TASK DESCRIPTION: Find the lines holding "structured" and copy them.

START SOURCE RECORDS

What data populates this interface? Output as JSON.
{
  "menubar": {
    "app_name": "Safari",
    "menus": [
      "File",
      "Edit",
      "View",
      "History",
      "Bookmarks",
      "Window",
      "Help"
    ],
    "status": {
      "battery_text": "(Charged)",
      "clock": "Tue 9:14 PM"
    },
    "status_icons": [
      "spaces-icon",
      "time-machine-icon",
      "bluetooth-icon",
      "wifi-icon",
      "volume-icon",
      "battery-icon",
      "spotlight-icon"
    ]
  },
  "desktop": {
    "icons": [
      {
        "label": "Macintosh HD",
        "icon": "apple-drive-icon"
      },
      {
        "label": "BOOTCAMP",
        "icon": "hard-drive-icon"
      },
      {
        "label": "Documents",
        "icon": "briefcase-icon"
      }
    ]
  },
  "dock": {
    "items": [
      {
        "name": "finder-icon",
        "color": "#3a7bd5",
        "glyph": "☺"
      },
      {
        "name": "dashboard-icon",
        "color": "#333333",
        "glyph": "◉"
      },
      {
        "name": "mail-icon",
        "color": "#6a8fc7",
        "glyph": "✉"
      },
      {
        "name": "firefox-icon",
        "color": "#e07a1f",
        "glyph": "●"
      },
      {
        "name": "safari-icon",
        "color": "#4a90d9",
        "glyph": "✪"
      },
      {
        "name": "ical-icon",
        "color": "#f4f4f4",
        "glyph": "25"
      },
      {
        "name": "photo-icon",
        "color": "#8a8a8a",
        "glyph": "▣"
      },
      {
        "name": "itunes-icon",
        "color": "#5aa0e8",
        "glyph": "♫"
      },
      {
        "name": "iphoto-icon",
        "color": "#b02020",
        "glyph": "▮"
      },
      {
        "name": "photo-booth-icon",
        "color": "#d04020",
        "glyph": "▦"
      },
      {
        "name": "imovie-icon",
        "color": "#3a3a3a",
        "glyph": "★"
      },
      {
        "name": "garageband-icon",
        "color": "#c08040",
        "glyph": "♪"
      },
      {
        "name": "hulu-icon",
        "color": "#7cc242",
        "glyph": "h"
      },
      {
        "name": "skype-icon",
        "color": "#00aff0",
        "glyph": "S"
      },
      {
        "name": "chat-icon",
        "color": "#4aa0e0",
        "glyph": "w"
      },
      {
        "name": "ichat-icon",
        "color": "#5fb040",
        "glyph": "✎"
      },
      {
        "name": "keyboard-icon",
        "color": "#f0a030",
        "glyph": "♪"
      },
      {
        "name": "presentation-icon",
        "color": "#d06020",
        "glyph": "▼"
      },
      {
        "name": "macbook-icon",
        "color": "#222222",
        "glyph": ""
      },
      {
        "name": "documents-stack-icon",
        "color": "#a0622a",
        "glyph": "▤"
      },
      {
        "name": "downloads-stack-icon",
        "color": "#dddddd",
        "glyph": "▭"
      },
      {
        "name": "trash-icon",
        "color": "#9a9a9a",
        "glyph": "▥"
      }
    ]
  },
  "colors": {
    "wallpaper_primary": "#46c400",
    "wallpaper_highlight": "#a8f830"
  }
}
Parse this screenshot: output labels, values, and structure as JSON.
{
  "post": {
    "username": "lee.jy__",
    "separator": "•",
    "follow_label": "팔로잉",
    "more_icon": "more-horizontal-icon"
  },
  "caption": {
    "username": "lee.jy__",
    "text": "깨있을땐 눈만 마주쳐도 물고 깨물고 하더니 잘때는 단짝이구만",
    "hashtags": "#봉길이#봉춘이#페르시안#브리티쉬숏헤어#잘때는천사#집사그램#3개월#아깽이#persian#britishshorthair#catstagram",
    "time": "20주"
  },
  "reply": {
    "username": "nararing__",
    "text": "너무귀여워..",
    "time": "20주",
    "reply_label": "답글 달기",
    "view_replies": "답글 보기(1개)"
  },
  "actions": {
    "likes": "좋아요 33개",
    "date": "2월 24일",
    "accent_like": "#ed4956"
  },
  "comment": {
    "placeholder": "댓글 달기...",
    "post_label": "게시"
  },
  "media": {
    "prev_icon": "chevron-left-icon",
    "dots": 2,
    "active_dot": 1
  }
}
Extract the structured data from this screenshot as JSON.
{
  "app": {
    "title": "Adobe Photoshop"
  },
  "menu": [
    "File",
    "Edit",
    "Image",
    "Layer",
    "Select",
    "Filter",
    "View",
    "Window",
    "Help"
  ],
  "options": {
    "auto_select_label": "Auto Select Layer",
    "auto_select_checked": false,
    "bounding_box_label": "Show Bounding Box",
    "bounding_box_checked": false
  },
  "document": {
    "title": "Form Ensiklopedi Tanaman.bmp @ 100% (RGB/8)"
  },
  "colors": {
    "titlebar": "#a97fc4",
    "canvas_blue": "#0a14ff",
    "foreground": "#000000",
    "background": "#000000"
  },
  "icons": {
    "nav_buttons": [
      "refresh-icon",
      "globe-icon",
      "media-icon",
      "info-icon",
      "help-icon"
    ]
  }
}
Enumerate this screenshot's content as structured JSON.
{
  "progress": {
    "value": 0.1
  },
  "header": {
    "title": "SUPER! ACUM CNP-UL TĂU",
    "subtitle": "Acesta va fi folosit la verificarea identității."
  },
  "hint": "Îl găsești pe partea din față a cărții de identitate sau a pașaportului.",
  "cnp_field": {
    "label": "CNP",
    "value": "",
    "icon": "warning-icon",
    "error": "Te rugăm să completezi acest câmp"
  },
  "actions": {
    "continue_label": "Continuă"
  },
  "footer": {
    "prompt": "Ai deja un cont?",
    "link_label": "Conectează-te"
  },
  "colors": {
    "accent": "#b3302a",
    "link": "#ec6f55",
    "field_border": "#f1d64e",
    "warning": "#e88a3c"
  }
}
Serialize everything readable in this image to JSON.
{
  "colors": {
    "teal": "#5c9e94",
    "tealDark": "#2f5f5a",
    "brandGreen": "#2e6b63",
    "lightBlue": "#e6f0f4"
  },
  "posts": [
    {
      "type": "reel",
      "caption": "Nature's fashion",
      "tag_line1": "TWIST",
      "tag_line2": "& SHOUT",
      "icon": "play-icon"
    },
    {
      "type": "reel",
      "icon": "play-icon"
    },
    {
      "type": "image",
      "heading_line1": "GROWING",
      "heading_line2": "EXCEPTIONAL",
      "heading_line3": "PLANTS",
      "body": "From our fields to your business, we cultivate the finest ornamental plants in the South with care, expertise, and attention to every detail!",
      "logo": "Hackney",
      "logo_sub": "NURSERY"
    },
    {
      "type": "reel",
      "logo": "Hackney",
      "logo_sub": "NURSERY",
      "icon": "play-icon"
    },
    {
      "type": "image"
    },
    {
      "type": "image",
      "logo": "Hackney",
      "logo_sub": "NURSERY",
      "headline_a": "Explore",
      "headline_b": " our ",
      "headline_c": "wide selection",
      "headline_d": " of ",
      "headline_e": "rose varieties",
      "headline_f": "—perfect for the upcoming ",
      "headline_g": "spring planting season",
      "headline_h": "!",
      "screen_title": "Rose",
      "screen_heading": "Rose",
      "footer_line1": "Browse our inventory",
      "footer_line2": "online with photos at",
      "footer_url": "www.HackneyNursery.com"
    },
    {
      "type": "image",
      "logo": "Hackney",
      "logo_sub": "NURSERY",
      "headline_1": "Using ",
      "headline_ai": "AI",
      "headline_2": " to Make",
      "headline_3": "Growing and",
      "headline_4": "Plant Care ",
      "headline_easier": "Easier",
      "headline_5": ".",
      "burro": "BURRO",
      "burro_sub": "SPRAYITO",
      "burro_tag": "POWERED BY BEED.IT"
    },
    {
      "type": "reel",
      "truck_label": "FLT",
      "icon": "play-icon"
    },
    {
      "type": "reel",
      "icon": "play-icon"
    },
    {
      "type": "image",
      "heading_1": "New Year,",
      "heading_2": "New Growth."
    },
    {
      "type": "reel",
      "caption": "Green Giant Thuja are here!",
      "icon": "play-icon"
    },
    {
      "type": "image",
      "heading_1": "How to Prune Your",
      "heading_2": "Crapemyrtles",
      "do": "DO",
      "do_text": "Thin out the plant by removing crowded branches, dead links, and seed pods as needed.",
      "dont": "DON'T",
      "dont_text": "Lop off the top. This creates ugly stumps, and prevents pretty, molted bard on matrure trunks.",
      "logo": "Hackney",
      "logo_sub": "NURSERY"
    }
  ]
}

END SOURCE RECORDS

EXERCISE ANSWER:
Extract the structured data from this screenshot as JSON.
Enumerate this screenshot's content as structured JSON.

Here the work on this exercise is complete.